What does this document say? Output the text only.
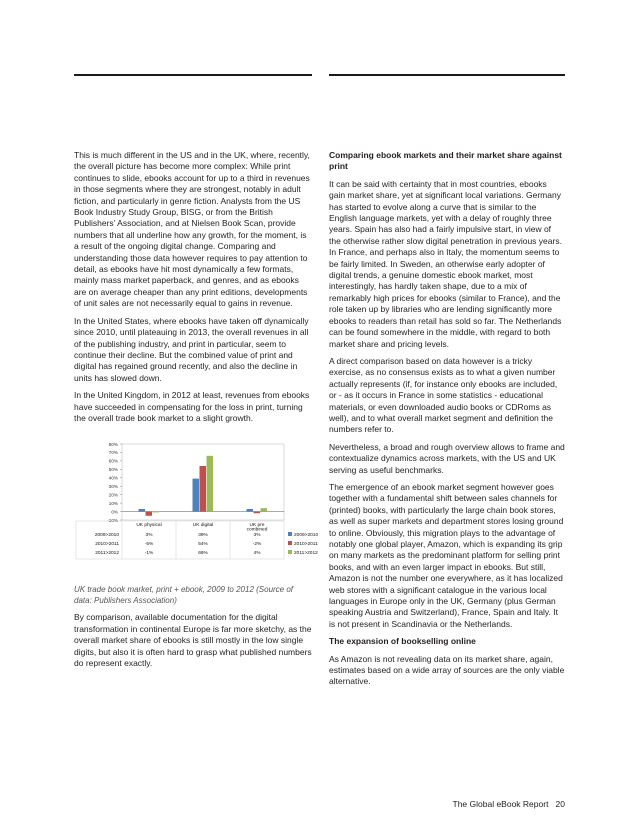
This is much different in the US and in the UK, where, recently, the overall picture has become more complex: While print continues to slide, ebooks account for up to a third in revenues in those segments where they are strongest, notably in adult fiction, and particularly in genre fiction. Analysts from the US Book Industry Study Group, BISG, or from the British Publishers’ Association, and at Nielsen Book Scan, provide numbers that all underline how any growth, for the moment, is a result of the ongoing digital change. Comparing and understanding those data however requires to pay attention to detail, as ebooks have hit most dynamically a few formats, mainly mass market paperback, and genres, and as ebooks are on average cheaper than any print editions, developments of unit sales are not necessarily equal to gains in revenue.

In the United States, where ebooks have taken off dynamically since 2010, until plateauing in 2013, the overall revenues in all of the publishing industry, and print in particular, seem to continue their decline. But the combined value of print and digital has regained ground recently, and also the decline in units has slowed down.

In the United Kingdom, in 2012 at least, revenues from ebooks have succeeded in compensating for the loss in print, turning the overall trade book market to a slight growth.

-10%
0%
10%
20%
30%
40%
50%
60%
70%
80%
UK physical	UK digital	UK pre
combined
2009>2010	3%	39%	3%	2009>2010
2010>2011	-5%	54%	-2%	2010>2011
2011>2012	-1%	66%	4%	2011>2012

UK trade book market, print + ebook, 2009 to 2012 (Source of data: Publishers Association)

By comparison, available documentation for the digital transformation in continental Europe is far more sketchy, as the overall market share of ebooks is still mostly in the low single digits, but also it is often hard to grasp what published numbers do represent exactly.

Comparing ebook markets and their market share against print

It can be said with certainty that in most countries, ebooks gain market share, yet at significant local variations. Germany has started to evolve along a curve that is similar to the English language markets, yet with a delay of roughly three years. Spain has also had a fairly impulsive start, in view of the otherwise rather slow digital penetration in previous years. In France, and perhaps also in Italy, the momentum seems to be fairly limited. In Sweden, an otherwise early adopter of digital trends, a genuine domestic ebook market, most interestingly, has hardly taken shape, due to a mix of remarkably high prices for ebooks (similar to France), and the role taken up by libraries who are lending significantly more ebooks to readers than retail has sold so far. The Netherlands can be found somewhere in the middle, with regard to both market share and pricing levels.

A direct comparison based on data however is a tricky exercise, as no consensus exists as to what a given number actually represents (if, for instance only ebooks are included, or - as it occurs in France in some statistics - educational materials, or even downloaded audio books or CDRoms as well), and to what overall market segment and definition the numbers refer to.

Nevertheless, a broad and rough overview allows to frame and contextualize dynamics across markets, with the US and UK serving as useful benchmarks.

The emergence of an ebook market segment however goes together with a fundamental shift between sales channels for (printed) books, with particularly the large chain book stores, as well as super markets and department stores losing ground to online. Obviously, this migration plays to the advantage of notably one global player, Amazon, which is expanding its grip on many markets as the predominant platform for selling print books, and with an even larger impact in ebooks. But still, Amazon is not the number one everywhere, as it has localized web stores with a significant catalogue in the various local languages in Europe only in the UK, Germany (plus German speaking Austria and Switzerland), France, Spain and Italy. It is not present in Scandinavia or the Netherlands.

The expansion of bookselling online

As Amazon is not revealing data on its market share, again, estimates based on a wide array of sources are the only viable alternative.

The Global eBook Report 20
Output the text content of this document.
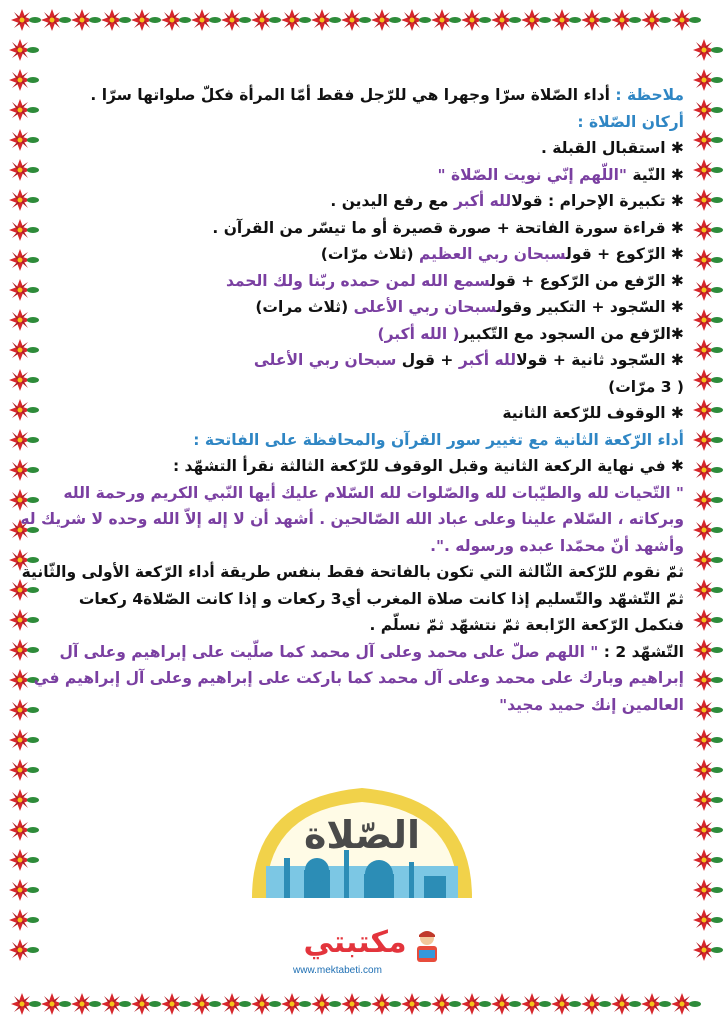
ملاحظة : أداء الصّلاة سرّا وجهرا هي للرّجل فقط أمّا المرأة فكلّ صلواتها سرّا .
أركان الصّلاة :
✱ استقبال القبلة .
✱ النّية "اللّهم إنّي نويت الصّلاة "
✱ تكبيرة الإحرام : قولالله أكبر مع رفع اليدين .
✱ قراءة سورة الفاتحة + صورة قصيرة أو ما تيسّر من القرآن .
✱ الرّكوع + قولسبحان ربي العظيم (ثلاث مرّات)
✱ الرّفع من الرّكوع + قولسمع الله لمن حمده ربّنا ولك الحمد
✱ السّجود + التكبير وقولسبحان ربي الأعلى (ثلاث مرات)
✱الرّفع من السجود مع التّكبير( الله أكبر)
✱ السّجود ثانية + قولالله أكبر + قول سبحان ربي الأعلى
( 3 مرّات)
✱ الوقوف للرّكعة الثانية
أداء الرّكعة الثانية مع تغيير سور القرآن والمحافظة على الفاتحة :
✱ في نهاية الركعة الثانية وقبل الوقوف للرّكعة الثالثة نقرأ التشهّد :
" التّحيات لله والطيّبات لله والصّلوات لله السّلام عليك أيها النّبي الكريم ورحمة الله
وبركاته ، السّلام علينا وعلى عباد الله الصّالحين . أشهد أن لا إله إلاّ الله وحده لا شريك له
وأشهد أنّ محمّدا عبده ورسوله .".
ثمّ نقوم للرّكعة الثّالثة التي تكون بالفاتحة فقط بنفس طريقة أداء الرّكعة الأولى والثّانية
ثمّ التّشهّد والتّسليم إذا كانت صلاة المغرب أي3 ركعات و إذا كانت الصّلاة4 ركعات
فنكمل الرّكعة الرّابعة ثمّ نتشهّد ثمّ نسلّم .
التّشهّد 2 : " اللهم صلّ على محمد وعلى آل محمد كما صلّيت على إبراهيم وعلى آل
إبراهيم وبارك على محمد وعلى آل محمد كما باركت على إبراهيم وعلى آل إبراهيم في
العالمين إنك حميد مجيد"
الصّلاة
مكتبتي
www.mektabeti.com
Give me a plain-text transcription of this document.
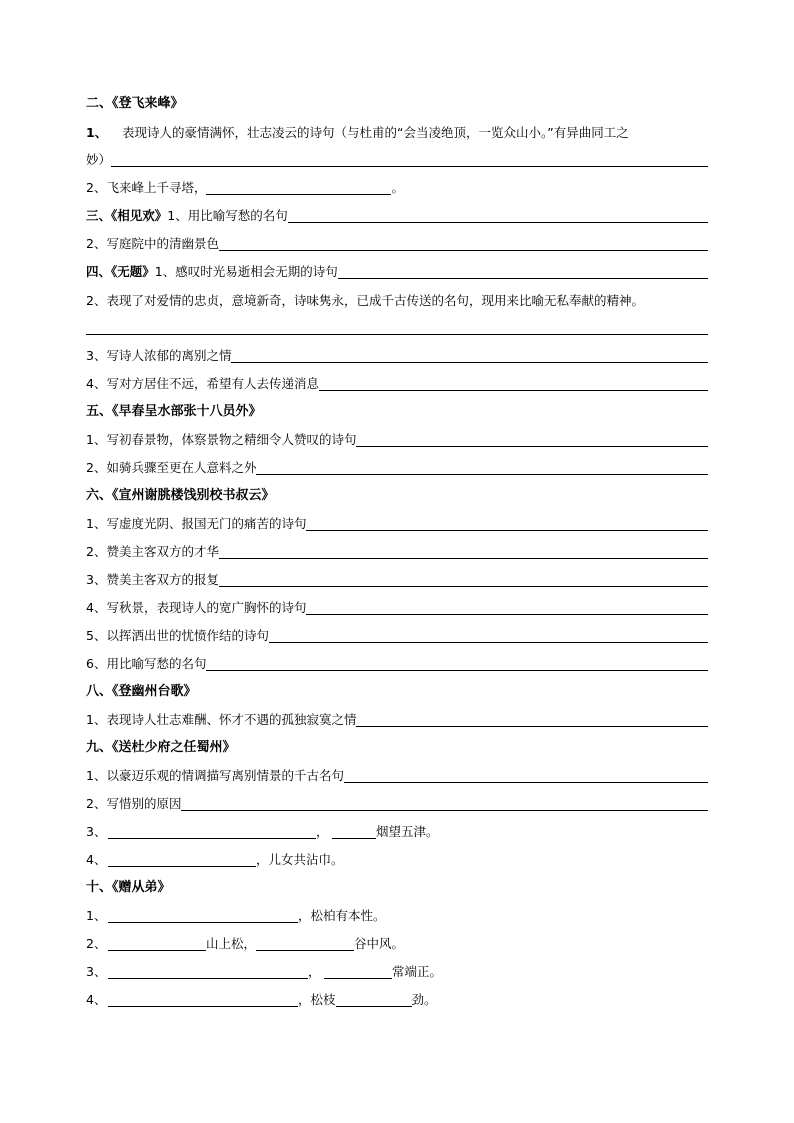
二、《登飞来峰》
1、	表现诗人的豪情满怀，壮志凌云的诗句（与杜甫的“会当凌绝顶，一览众山小。”有异曲同工之
妙）
2、飞来峰上千寻塔，	。
三、《相见欢》 1、用比喻写愁的名句
2、写庭院中的清幽景色
四、《无题》 1、感叹时光易逝相会无期的诗句
2、表现了对爱情的忠贞，意境新奇，诗味隽永，已成千古传送的名句，现用来比喻无私奉献的精神。
3、写诗人浓郁的离别之情
4、写对方居住不远，希望有人去传递消息
五、《早春呈水部张十八员外》
1、写初春景物，体察景物之精细令人赞叹的诗句
2、如骑兵骤至更在人意料之外
六、《宣州谢朓楼饯别校书叔云》
1、写虚度光阴、报国无门的痛苦的诗句
2、赞美主客双方的才华
3、赞美主客双方的报复
4、写秋景，表现诗人的宽广胸怀的诗句
5、以挥洒出世的忧愤作结的诗句
6、用比喻写愁的名句
八、《登幽州台歌》
1、表现诗人壮志难酬、怀才不遇的孤独寂寞之情
九、《送杜少府之任蜀州》
1、以豪迈乐观的情调描写离别情景的千古名句
2、写惜别的原因
3、	，	烟望五津。
4、	，儿女共沾巾。
十、《赠从弟》
1、	，松柏有本性。
2、	山上松，	谷中风。
3、	，	常端正。
4、	，松枝	劲。
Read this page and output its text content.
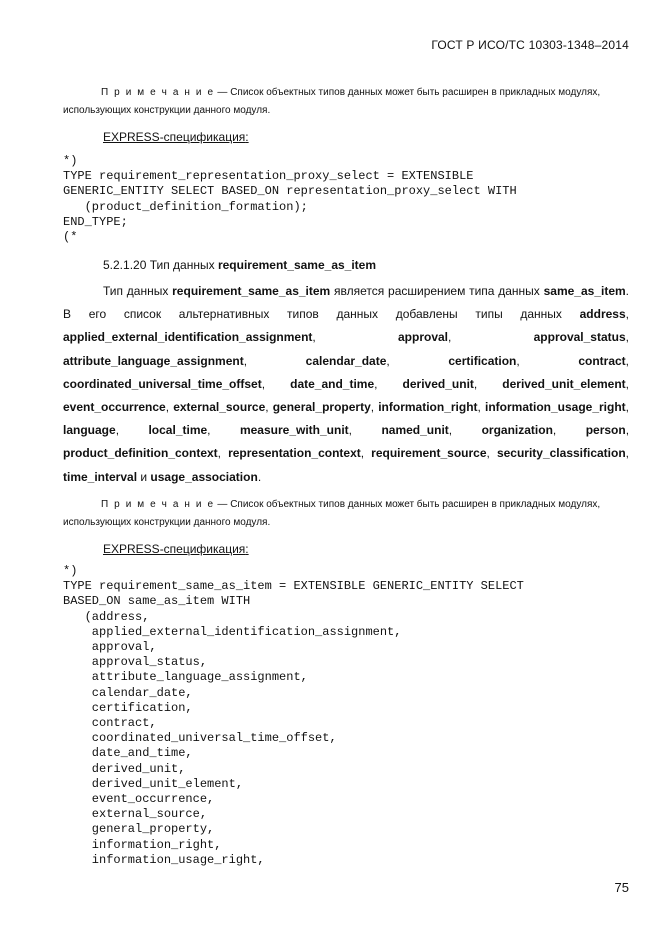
ГОСТ Р ИСО/ТС 10303-1348–2014
П р и м е ч а н и е — Список объектных типов данных может быть расширен в прикладных модулях, использующих конструкции данного модуля.
EXPRESS-спецификация:
*)
TYPE requirement_representation_proxy_select = EXTENSIBLE
GENERIC_ENTITY SELECT BASED_ON representation_proxy_select WITH
(product_definition_formation);
END_TYPE;
(*
5.2.1.20 Тип данных requirement_same_as_item

Тип данных requirement_same_as_item является расширением типа данных same_as_item. В его список альтернативных типов данных добавлены типы данных address, applied_external_identification_assignment, approval, approval_status, attribute_language_assignment, calendar_date, certification, contract, coordinated_universal_time_offset, date_and_time, derived_unit, derived_unit_element, event_occurrence, external_source, general_property, information_right, information_usage_right, language, local_time, measure_with_unit, named_unit, organization, person, product_definition_context, representation_context, requirement_source, security_classification, time_interval и usage_association.

П р и м е ч а н и е — Список объектных типов данных может быть расширен в прикладных модулях, использующих конструкции данного модуля.
EXPRESS-спецификация:
*)
TYPE requirement_same_as_item = EXTENSIBLE GENERIC_ENTITY SELECT
BASED_ON same_as_item WITH
(address,
applied_external_identification_assignment,
approval,
approval_status,
attribute_language_assignment,
calendar_date,
certification,
contract,
coordinated_universal_time_offset,
date_and_time,
derived_unit,
derived_unit_element,
event_occurrence,
external_source,
general_property,
information_right,
information_usage_right,
75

## Exercise
Look for the line that contains "Read this page and output its text content.", then please copy it and the rest of the lines through the end of the data, pictures excluded.

## Final result
Read this page and output its text content.
ГОСТ Р ИСО/ТС 10303-1348–2014
П р и м е ч а н и е — Список объектных типов данных может быть расширен в прикладных модулях, использующих конструкции данного модуля.
EXPRESS-спецификация:
*)
TYPE requirement_representation_proxy_select = EXTENSIBLE
GENERIC_ENTITY SELECT BASED_ON representation_proxy_select WITH
(product_definition_formation);
END_TYPE;
(*
5.2.1.20 Тип данных requirement_same_as_item

Тип данных requirement_same_as_item является расширением типа данных same_as_item. В его список альтернативных типов данных добавлены типы данных address, applied_external_identification_assignment, approval, approval_status, attribute_language_assignment, calendar_date, certification, contract, coordinated_universal_time_offset, date_and_time, derived_unit, derived_unit_element, event_occurrence, external_source, general_property, information_right, information_usage_right, language, local_time, measure_with_unit, named_unit, organization, person, product_definition_context, representation_context, requirement_source, security_classification, time_interval и usage_association.

П р и м е ч а н и е — Список объектных типов данных может быть расширен в прикладных модулях, использующих конструкции данного модуля.
EXPRESS-спецификация:
*)
TYPE requirement_same_as_item = EXTENSIBLE GENERIC_ENTITY SELECT
BASED_ON same_as_item WITH
(address,
applied_external_identification_assignment,
approval,
approval_status,
attribute_language_assignment,
calendar_date,
certification,
contract,
coordinated_universal_time_offset,
date_and_time,
derived_unit,
derived_unit_element,
event_occurrence,
external_source,
general_property,
information_right,
information_usage_right,
75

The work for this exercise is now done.